Data items:

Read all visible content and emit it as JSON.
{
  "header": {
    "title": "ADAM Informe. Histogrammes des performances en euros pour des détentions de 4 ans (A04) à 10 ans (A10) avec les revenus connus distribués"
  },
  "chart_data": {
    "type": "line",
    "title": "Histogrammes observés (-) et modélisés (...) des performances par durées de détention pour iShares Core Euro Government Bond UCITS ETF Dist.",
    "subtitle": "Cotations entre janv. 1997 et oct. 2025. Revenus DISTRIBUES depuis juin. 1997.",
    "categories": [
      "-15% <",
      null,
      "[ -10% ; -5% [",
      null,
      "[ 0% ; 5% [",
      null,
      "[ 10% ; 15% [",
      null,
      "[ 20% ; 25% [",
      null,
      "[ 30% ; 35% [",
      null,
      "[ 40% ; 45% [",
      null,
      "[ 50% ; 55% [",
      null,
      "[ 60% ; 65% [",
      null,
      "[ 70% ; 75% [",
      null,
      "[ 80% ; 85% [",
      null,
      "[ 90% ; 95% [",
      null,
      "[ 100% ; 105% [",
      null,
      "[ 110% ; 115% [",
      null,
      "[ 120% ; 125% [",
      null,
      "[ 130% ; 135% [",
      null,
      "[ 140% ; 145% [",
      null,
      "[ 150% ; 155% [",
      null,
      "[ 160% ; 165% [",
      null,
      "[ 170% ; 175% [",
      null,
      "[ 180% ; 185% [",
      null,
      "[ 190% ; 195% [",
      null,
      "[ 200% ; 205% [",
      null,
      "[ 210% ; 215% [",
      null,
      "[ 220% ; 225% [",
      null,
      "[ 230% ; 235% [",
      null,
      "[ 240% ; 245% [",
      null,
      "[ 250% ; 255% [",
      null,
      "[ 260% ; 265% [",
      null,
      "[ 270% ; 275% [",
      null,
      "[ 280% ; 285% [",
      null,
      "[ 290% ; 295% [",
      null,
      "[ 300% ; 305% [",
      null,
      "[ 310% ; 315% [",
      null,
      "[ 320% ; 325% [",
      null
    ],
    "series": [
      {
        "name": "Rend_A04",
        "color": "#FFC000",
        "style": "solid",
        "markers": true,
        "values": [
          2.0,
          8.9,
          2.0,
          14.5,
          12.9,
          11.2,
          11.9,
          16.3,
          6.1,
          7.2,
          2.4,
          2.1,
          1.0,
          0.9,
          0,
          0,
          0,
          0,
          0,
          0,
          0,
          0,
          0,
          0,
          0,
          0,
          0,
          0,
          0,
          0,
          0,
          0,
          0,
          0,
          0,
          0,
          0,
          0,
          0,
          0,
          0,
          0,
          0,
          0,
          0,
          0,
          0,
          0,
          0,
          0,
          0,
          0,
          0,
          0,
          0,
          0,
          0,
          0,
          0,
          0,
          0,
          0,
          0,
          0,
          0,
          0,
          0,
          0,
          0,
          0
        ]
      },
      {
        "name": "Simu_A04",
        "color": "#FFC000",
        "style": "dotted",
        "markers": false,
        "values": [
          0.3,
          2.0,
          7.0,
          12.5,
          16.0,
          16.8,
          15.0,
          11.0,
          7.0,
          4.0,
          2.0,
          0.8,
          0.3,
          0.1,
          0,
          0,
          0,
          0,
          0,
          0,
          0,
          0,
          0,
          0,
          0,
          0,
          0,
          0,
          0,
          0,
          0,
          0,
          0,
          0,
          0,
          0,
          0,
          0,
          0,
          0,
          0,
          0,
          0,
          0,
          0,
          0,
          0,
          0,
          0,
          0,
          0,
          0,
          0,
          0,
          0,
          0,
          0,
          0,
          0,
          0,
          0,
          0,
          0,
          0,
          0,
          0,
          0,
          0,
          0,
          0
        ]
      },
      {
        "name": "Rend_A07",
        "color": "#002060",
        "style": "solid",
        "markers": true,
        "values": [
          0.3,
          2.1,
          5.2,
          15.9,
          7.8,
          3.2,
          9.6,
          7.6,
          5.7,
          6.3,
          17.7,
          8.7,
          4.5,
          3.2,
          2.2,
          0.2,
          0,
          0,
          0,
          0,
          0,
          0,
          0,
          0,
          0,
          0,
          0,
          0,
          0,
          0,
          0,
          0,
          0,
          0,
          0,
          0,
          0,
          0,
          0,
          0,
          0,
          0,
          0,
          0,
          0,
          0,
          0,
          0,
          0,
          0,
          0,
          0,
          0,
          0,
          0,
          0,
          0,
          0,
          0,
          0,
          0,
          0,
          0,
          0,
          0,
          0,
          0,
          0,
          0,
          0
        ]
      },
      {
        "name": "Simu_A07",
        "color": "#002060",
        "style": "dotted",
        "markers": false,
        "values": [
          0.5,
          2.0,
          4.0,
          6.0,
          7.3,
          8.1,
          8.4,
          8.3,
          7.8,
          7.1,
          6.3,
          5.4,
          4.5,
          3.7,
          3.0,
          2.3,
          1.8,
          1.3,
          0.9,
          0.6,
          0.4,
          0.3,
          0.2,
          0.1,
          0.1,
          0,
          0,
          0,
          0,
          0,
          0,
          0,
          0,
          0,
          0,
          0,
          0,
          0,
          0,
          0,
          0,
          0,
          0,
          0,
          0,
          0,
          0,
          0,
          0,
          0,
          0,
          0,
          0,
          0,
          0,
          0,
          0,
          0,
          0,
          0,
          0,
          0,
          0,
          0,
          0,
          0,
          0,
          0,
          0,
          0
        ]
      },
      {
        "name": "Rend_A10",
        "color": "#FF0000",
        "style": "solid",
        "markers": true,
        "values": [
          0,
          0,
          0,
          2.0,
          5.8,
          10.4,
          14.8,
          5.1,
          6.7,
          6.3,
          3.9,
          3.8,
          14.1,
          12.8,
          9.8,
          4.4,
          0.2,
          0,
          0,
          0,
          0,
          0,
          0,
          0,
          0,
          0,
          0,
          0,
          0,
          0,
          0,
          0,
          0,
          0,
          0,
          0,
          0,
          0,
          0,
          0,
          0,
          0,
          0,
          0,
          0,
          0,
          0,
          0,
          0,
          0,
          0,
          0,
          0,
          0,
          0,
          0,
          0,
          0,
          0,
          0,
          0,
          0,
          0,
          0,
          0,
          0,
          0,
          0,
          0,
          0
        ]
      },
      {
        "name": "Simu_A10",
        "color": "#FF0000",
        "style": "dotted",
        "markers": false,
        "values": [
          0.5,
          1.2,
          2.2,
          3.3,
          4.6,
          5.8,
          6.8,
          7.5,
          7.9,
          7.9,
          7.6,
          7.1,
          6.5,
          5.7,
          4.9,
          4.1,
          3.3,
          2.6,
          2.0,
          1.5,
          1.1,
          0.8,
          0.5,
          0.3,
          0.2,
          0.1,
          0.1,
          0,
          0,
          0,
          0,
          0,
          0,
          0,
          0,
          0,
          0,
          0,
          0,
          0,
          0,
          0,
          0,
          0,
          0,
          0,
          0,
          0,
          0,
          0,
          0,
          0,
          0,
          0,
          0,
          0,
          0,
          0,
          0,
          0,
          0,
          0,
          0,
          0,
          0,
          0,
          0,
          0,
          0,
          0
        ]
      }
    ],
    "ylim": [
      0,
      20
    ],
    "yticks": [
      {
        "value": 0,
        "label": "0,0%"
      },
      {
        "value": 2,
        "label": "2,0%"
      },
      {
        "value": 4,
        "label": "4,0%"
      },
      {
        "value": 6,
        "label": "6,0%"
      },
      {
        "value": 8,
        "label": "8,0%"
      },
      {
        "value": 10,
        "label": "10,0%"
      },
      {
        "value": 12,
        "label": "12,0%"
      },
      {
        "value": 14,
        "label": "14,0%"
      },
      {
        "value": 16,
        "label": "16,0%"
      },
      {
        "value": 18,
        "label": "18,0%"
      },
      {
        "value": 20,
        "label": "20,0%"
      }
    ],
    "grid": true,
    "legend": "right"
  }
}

**Your objective:** Output an exact copy of each record.

**Answer to the problem:**
Read all visible content and emit it as JSON.
{
  "header": {
    "title": "ADAM Informe. Histogrammes des performances en euros pour des détentions de 4 ans (A04) à 10 ans (A10) avec les revenus connus distribués"
  },
  "chart_data": {
    "type": "line",
    "title": "Histogrammes observés (-) et modélisés (...) des performances par durées de détention pour iShares Core Euro Government Bond UCITS ETF Dist.",
    "subtitle": "Cotations entre janv. 1997 et oct. 2025. Revenus DISTRIBUES depuis juin. 1997.",
    "categories": [
      "-15% <",
      null,
      "[ -10% ; -5% [",
      null,
      "[ 0% ; 5% [",
      null,
      "[ 10% ; 15% [",
      null,
      "[ 20% ; 25% [",
      null,
      "[ 30% ; 35% [",
      null,
      "[ 40% ; 45% [",
      null,
      "[ 50% ; 55% [",
      null,
      "[ 60% ; 65% [",
      null,
      "[ 70% ; 75% [",
      null,
      "[ 80% ; 85% [",
      null,
      "[ 90% ; 95% [",
      null,
      "[ 100% ; 105% [",
      null,
      "[ 110% ; 115% [",
      null,
      "[ 120% ; 125% [",
      null,
      "[ 130% ; 135% [",
      null,
      "[ 140% ; 145% [",
      null,
      "[ 150% ; 155% [",
      null,
      "[ 160% ; 165% [",
      null,
      "[ 170% ; 175% [",
      null,
      "[ 180% ; 185% [",
      null,
      "[ 190% ; 195% [",
      null,
      "[ 200% ; 205% [",
      null,
      "[ 210% ; 215% [",
      null,
      "[ 220% ; 225% [",
      null,
      "[ 230% ; 235% [",
      null,
      "[ 240% ; 245% [",
      null,
      "[ 250% ; 255% [",
      null,
      "[ 260% ; 265% [",
      null,
      "[ 270% ; 275% [",
      null,
      "[ 280% ; 285% [",
      null,
      "[ 290% ; 295% [",
      null,
      "[ 300% ; 305% [",
      null,
      "[ 310% ; 315% [",
      null,
      "[ 320% ; 325% [",
      null
    ],
    "series": [
      {
        "name": "Rend_A04",
        "color": "#FFC000",
        "style": "solid",
        "markers": true,
        "values": [
          2.0,
          8.9,
          2.0,
          14.5,
          12.9,
          11.2,
          11.9,
          16.3,
          6.1,
          7.2,
          2.4,
          2.1,
          1.0,
          0.9,
          0,
          0,
          0,
          0,
          0,
          0,
          0,
          0,
          0,
          0,
          0,
          0,
          0,
          0,
          0,
          0,
          0,
          0,
          0,
          0,
          0,
          0,
          0,
          0,
          0,
          0,
          0,
          0,
          0,
          0,
          0,
          0,
          0,
          0,
          0,
          0,
          0,
          0,
          0,
          0,
          0,
          0,
          0,
          0,
          0,
          0,
          0,
          0,
          0,
          0,
          0,
          0,
          0,
          0,
          0,
          0
        ]
      },
      {
        "name": "Simu_A04",
        "color": "#FFC000",
        "style": "dotted",
        "markers": false,
        "values": [
          0.3,
          2.0,
          7.0,
          12.5,
          16.0,
          16.8,
          15.0,
          11.0,
          7.0,
          4.0,
          2.0,
          0.8,
          0.3,
          0.1,
          0,
          0,
          0,
          0,
          0,
          0,
          0,
          0,
          0,
          0,
          0,
          0,
          0,
          0,
          0,
          0,
          0,
          0,
          0,
          0,
          0,
          0,
          0,
          0,
          0,
          0,
          0,
          0,
          0,
          0,
          0,
          0,
          0,
          0,
          0,
          0,
          0,
          0,
          0,
          0,
          0,
          0,
          0,
          0,
          0,
          0,
          0,
          0,
          0,
          0,
          0,
          0,
          0,
          0,
          0,
          0
        ]
      },
      {
        "name": "Rend_A07",
        "color": "#002060",
        "style": "solid",
        "markers": true,
        "values": [
          0.3,
          2.1,
          5.2,
          15.9,
          7.8,
          3.2,
          9.6,
          7.6,
          5.7,
          6.3,
          17.7,
          8.7,
          4.5,
          3.2,
          2.2,
          0.2,
          0,
          0,
          0,
          0,
          0,
          0,
          0,
          0,
          0,
          0,
          0,
          0,
          0,
          0,
          0,
          0,
          0,
          0,
          0,
          0,
          0,
          0,
          0,
          0,
          0,
          0,
          0,
          0,
          0,
          0,
          0,
          0,
          0,
          0,
          0,
          0,
          0,
          0,
          0,
          0,
          0,
          0,
          0,
          0,
          0,
          0,
          0,
          0,
          0,
          0,
          0,
          0,
          0,
          0
        ]
      },
      {
        "name": "Simu_A07",
        "color": "#002060",
        "style": "dotted",
        "markers": false,
        "values": [
          0.5,
          2.0,
          4.0,
          6.0,
          7.3,
          8.1,
          8.4,
          8.3,
          7.8,
          7.1,
          6.3,
          5.4,
          4.5,
          3.7,
          3.0,
          2.3,
          1.8,
          1.3,
          0.9,
          0.6,
          0.4,
          0.3,
          0.2,
          0.1,
          0.1,
          0,
          0,
          0,
          0,
          0,
          0,
          0,
          0,
          0,
          0,
          0,
          0,
          0,
          0,
          0,
          0,
          0,
          0,
          0,
          0,
          0,
          0,
          0,
          0,
          0,
          0,
          0,
          0,
          0,
          0,
          0,
          0,
          0,
          0,
          0,
          0,
          0,
          0,
          0,
          0,
          0,
          0,
          0,
          0,
          0
        ]
      },
      {
        "name": "Rend_A10",
        "color": "#FF0000",
        "style": "solid",
        "markers": true,
        "values": [
          0,
          0,
          0,
          2.0,
          5.8,
          10.4,
          14.8,
          5.1,
          6.7,
          6.3,
          3.9,
          3.8,
          14.1,
          12.8,
          9.8,
          4.4,
          0.2,
          0,
          0,
          0,
          0,
          0,
          0,
          0,
          0,
          0,
          0,
          0,
          0,
          0,
          0,
          0,
          0,
          0,
          0,
          0,
          0,
          0,
          0,
          0,
          0,
          0,
          0,
          0,
          0,
          0,
          0,
          0,
          0,
          0,
          0,
          0,
          0,
          0,
          0,
          0,
          0,
          0,
          0,
          0,
          0,
          0,
          0,
          0,
          0,
          0,
          0,
          0,
          0,
          0
        ]
      },
      {
        "name": "Simu_A10",
        "color": "#FF0000",
        "style": "dotted",
        "markers": false,
        "values": [
          0.5,
          1.2,
          2.2,
          3.3,
          4.6,
          5.8,
          6.8,
          7.5,
          7.9,
          7.9,
          7.6,
          7.1,
          6.5,
          5.7,
          4.9,
          4.1,
          3.3,
          2.6,
          2.0,
          1.5,
          1.1,
          0.8,
          0.5,
          0.3,
          0.2,
          0.1,
          0.1,
          0,
          0,
          0,
          0,
          0,
          0,
          0,
          0,
          0,
          0,
          0,
          0,
          0,
          0,
          0,
          0,
          0,
          0,
          0,
          0,
          0,
          0,
          0,
          0,
          0,
          0,
          0,
          0,
          0,
          0,
          0,
          0,
          0,
          0,
          0,
          0,
          0,
          0,
          0,
          0,
          0,
          0,
          0
        ]
      }
    ],
    "ylim": [
      0,
      20
    ],
    "yticks": [
      {
        "value": 0,
        "label": "0,0%"
      },
      {
        "value": 2,
        "label": "2,0%"
      },
      {
        "value": 4,
        "label": "4,0%"
      },
      {
        "value": 6,
        "label": "6,0%"
      },
      {
        "value": 8,
        "label": "8,0%"
      },
      {
        "value": 10,
        "label": "10,0%"
      },
      {
        "value": 12,
        "label": "12,0%"
      },
      {
        "value": 14,
        "label": "14,0%"
      },
      {
        "value": 16,
        "label": "16,0%"
      },
      {
        "value": 18,
        "label": "18,0%"
      },
      {
        "value": 20,
        "label": "20,0%"
      }
    ],
    "grid": true,
    "legend": "right"
  }
}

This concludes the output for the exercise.